-------- Recorded data --------

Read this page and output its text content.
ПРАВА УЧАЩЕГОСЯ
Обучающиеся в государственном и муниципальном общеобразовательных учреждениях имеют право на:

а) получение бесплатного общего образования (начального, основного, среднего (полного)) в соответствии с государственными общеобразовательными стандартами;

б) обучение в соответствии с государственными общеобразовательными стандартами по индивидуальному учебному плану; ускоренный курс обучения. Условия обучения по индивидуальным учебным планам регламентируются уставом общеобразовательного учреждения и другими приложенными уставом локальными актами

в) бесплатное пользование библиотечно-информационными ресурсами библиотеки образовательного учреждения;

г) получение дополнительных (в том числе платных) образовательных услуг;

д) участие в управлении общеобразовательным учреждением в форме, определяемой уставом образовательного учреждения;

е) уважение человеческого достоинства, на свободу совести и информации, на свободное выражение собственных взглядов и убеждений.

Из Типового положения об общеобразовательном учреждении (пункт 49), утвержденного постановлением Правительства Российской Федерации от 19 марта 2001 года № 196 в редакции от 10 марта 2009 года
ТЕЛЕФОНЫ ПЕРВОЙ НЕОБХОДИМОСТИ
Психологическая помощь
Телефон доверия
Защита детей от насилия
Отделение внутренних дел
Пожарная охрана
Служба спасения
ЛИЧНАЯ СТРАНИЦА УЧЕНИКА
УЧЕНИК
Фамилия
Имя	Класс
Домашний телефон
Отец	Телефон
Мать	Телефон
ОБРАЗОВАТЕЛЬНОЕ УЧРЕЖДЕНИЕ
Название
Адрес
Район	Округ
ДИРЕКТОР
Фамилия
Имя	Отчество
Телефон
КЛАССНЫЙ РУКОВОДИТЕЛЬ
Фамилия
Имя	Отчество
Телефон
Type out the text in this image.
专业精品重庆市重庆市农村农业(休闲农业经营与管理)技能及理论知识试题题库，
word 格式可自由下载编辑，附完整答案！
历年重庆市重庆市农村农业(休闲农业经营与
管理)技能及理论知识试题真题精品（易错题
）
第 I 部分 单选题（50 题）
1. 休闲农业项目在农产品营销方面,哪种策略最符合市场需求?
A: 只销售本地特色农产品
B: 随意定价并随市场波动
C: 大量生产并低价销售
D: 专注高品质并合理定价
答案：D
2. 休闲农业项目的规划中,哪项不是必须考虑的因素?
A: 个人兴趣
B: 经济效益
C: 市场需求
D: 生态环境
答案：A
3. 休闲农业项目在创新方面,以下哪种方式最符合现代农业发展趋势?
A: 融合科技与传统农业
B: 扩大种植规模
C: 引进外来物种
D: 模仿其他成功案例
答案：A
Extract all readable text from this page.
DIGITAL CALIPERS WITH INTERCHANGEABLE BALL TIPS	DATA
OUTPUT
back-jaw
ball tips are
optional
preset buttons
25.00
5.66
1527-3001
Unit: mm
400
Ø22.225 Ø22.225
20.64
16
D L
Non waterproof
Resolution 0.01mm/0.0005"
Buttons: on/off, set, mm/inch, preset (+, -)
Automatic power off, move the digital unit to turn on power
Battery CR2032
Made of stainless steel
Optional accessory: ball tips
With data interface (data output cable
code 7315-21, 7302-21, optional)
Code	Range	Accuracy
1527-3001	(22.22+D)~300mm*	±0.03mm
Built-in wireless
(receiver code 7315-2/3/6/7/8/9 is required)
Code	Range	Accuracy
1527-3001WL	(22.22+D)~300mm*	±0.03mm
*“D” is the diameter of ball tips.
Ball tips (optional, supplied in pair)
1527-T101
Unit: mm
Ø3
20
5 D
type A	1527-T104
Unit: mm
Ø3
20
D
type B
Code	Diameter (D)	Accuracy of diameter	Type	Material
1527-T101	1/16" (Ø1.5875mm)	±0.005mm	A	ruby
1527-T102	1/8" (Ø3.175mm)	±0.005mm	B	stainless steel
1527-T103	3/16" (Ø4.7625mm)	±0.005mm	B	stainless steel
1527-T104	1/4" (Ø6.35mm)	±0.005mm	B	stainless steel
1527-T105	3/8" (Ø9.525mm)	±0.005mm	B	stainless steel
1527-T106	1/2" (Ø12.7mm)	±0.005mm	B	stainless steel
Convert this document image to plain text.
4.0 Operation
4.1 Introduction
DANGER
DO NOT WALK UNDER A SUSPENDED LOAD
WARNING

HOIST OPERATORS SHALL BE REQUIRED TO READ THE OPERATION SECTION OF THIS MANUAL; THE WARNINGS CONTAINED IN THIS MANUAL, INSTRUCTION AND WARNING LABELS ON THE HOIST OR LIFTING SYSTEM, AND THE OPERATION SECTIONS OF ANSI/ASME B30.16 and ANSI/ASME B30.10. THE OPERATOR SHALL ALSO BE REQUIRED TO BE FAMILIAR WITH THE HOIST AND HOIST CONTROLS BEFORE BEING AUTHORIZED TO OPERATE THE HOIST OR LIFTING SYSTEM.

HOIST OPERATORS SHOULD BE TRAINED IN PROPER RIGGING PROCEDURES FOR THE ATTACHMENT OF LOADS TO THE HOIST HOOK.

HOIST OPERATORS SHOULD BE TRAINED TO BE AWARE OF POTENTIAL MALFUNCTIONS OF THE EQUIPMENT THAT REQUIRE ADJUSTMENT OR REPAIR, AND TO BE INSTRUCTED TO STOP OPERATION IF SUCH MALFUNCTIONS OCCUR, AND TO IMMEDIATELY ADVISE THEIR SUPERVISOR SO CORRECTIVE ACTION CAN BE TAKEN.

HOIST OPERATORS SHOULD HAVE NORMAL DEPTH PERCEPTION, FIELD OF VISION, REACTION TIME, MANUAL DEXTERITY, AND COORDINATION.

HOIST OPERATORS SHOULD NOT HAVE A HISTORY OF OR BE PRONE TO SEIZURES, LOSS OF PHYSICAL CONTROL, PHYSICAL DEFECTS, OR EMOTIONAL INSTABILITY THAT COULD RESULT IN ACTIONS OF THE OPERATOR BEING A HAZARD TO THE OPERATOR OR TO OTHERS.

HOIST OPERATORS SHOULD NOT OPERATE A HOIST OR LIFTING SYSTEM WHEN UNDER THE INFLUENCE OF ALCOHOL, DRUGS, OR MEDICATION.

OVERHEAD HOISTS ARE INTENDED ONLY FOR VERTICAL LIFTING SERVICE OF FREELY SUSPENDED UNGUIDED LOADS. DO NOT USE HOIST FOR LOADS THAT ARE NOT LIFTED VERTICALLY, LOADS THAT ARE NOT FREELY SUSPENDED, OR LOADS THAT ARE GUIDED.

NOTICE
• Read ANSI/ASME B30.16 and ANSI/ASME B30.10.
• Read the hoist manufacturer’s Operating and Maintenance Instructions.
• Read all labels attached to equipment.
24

--------

> Written instruction
Faithfully reproduce all of the records, character for character.

> Final result
Read this page and output its text content.
ПРАВА УЧАЩЕГОСЯ
Обучающиеся в государственном и муниципальном общеобразовательных учреждениях имеют право на:

а) получение бесплатного общего образования (начального, основного, среднего (полного)) в соответствии с государственными общеобразовательными стандартами;

б) обучение в соответствии с государственными общеобразовательными стандартами по индивидуальному учебному плану; ускоренный курс обучения. Условия обучения по индивидуальным учебным планам регламентируются уставом общеобразовательного учреждения и другими приложенными уставом локальными актами

в) бесплатное пользование библиотечно-информационными ресурсами библиотеки образовательного учреждения;

г) получение дополнительных (в том числе платных) образовательных услуг;

д) участие в управлении общеобразовательным учреждением в форме, определяемой уставом образовательного учреждения;

е) уважение человеческого достоинства, на свободу совести и информации, на свободное выражение собственных взглядов и убеждений.

Из Типового положения об общеобразовательном учреждении (пункт 49), утвержденного постановлением Правительства Российской Федерации от 19 марта 2001 года № 196 в редакции от 10 марта 2009 года
ТЕЛЕФОНЫ ПЕРВОЙ НЕОБХОДИМОСТИ
Психологическая помощь
Телефон доверия
Защита детей от насилия
Отделение внутренних дел
Пожарная охрана
Служба спасения
ЛИЧНАЯ СТРАНИЦА УЧЕНИКА
УЧЕНИК
Фамилия
Имя	Класс
Домашний телефон
Отец	Телефон
Мать	Телефон
ОБРАЗОВАТЕЛЬНОЕ УЧРЕЖДЕНИЕ
Название
Адрес
Район	Округ
ДИРЕКТОР
Фамилия
Имя	Отчество
Телефон
КЛАССНЫЙ РУКОВОДИТЕЛЬ
Фамилия
Имя	Отчество
Телефон
Type out the text in this image.
专业精品重庆市重庆市农村农业(休闲农业经营与管理)技能及理论知识试题题库，
word 格式可自由下载编辑，附完整答案！
历年重庆市重庆市农村农业(休闲农业经营与
管理)技能及理论知识试题真题精品（易错题
）
第 I 部分 单选题（50 题）
1. 休闲农业项目在农产品营销方面,哪种策略最符合市场需求?
A: 只销售本地特色农产品
B: 随意定价并随市场波动
C: 大量生产并低价销售
D: 专注高品质并合理定价
答案：D
2. 休闲农业项目的规划中,哪项不是必须考虑的因素?
A: 个人兴趣
B: 经济效益
C: 市场需求
D: 生态环境
答案：A
3. 休闲农业项目在创新方面,以下哪种方式最符合现代农业发展趋势?
A: 融合科技与传统农业
B: 扩大种植规模
C: 引进外来物种
D: 模仿其他成功案例
答案：A
Extract all readable text from this page.
DIGITAL CALIPERS WITH INTERCHANGEABLE BALL TIPS	DATA
OUTPUT
back-jaw
ball tips are
optional
preset buttons
25.00
5.66
1527-3001
Unit: mm
400
Ø22.225 Ø22.225
20.64
16
D L
Non waterproof
Resolution 0.01mm/0.0005"
Buttons: on/off, set, mm/inch, preset (+, -)
Automatic power off, move the digital unit to turn on power
Battery CR2032
Made of stainless steel
Optional accessory: ball tips
With data interface (data output cable
code 7315-21, 7302-21, optional)
Code	Range	Accuracy
1527-3001	(22.22+D)~300mm*	±0.03mm
Built-in wireless
(receiver code 7315-2/3/6/7/8/9 is required)
Code	Range	Accuracy
1527-3001WL	(22.22+D)~300mm*	±0.03mm
*“D” is the diameter of ball tips.
Ball tips (optional, supplied in pair)
1527-T101
Unit: mm
Ø3
20
5 D
type A	1527-T104
Unit: mm
Ø3
20
D
type B
Code	Diameter (D)	Accuracy of diameter	Type	Material
1527-T101	1/16" (Ø1.5875mm)	±0.005mm	A	ruby
1527-T102	1/8" (Ø3.175mm)	±0.005mm	B	stainless steel
1527-T103	3/16" (Ø4.7625mm)	±0.005mm	B	stainless steel
1527-T104	1/4" (Ø6.35mm)	±0.005mm	B	stainless steel
1527-T105	3/8" (Ø9.525mm)	±0.005mm	B	stainless steel
1527-T106	1/2" (Ø12.7mm)	±0.005mm	B	stainless steel
Convert this document image to plain text.
4.0 Operation
4.1 Introduction
DANGER
DO NOT WALK UNDER A SUSPENDED LOAD
WARNING

HOIST OPERATORS SHALL BE REQUIRED TO READ THE OPERATION SECTION OF THIS MANUAL; THE WARNINGS CONTAINED IN THIS MANUAL, INSTRUCTION AND WARNING LABELS ON THE HOIST OR LIFTING SYSTEM, AND THE OPERATION SECTIONS OF ANSI/ASME B30.16 and ANSI/ASME B30.10. THE OPERATOR SHALL ALSO BE REQUIRED TO BE FAMILIAR WITH THE HOIST AND HOIST CONTROLS BEFORE BEING AUTHORIZED TO OPERATE THE HOIST OR LIFTING SYSTEM.

HOIST OPERATORS SHOULD BE TRAINED IN PROPER RIGGING PROCEDURES FOR THE ATTACHMENT OF LOADS TO THE HOIST HOOK.

HOIST OPERATORS SHOULD BE TRAINED TO BE AWARE OF POTENTIAL MALFUNCTIONS OF THE EQUIPMENT THAT REQUIRE ADJUSTMENT OR REPAIR, AND TO BE INSTRUCTED TO STOP OPERATION IF SUCH MALFUNCTIONS OCCUR, AND TO IMMEDIATELY ADVISE THEIR SUPERVISOR SO CORRECTIVE ACTION CAN BE TAKEN.

HOIST OPERATORS SHOULD HAVE NORMAL DEPTH PERCEPTION, FIELD OF VISION, REACTION TIME, MANUAL DEXTERITY, AND COORDINATION.

HOIST OPERATORS SHOULD NOT HAVE A HISTORY OF OR BE PRONE TO SEIZURES, LOSS OF PHYSICAL CONTROL, PHYSICAL DEFECTS, OR EMOTIONAL INSTABILITY THAT COULD RESULT IN ACTIONS OF THE OPERATOR BEING A HAZARD TO THE OPERATOR OR TO OTHERS.

HOIST OPERATORS SHOULD NOT OPERATE A HOIST OR LIFTING SYSTEM WHEN UNDER THE INFLUENCE OF ALCOHOL, DRUGS, OR MEDICATION.

OVERHEAD HOISTS ARE INTENDED ONLY FOR VERTICAL LIFTING SERVICE OF FREELY SUSPENDED UNGUIDED LOADS. DO NOT USE HOIST FOR LOADS THAT ARE NOT LIFTED VERTICALLY, LOADS THAT ARE NOT FREELY SUSPENDED, OR LOADS THAT ARE GUIDED.

NOTICE
• Read ANSI/ASME B30.16 and ANSI/ASME B30.10.
• Read the hoist manufacturer’s Operating and Maintenance Instructions.
• Read all labels attached to equipment.
24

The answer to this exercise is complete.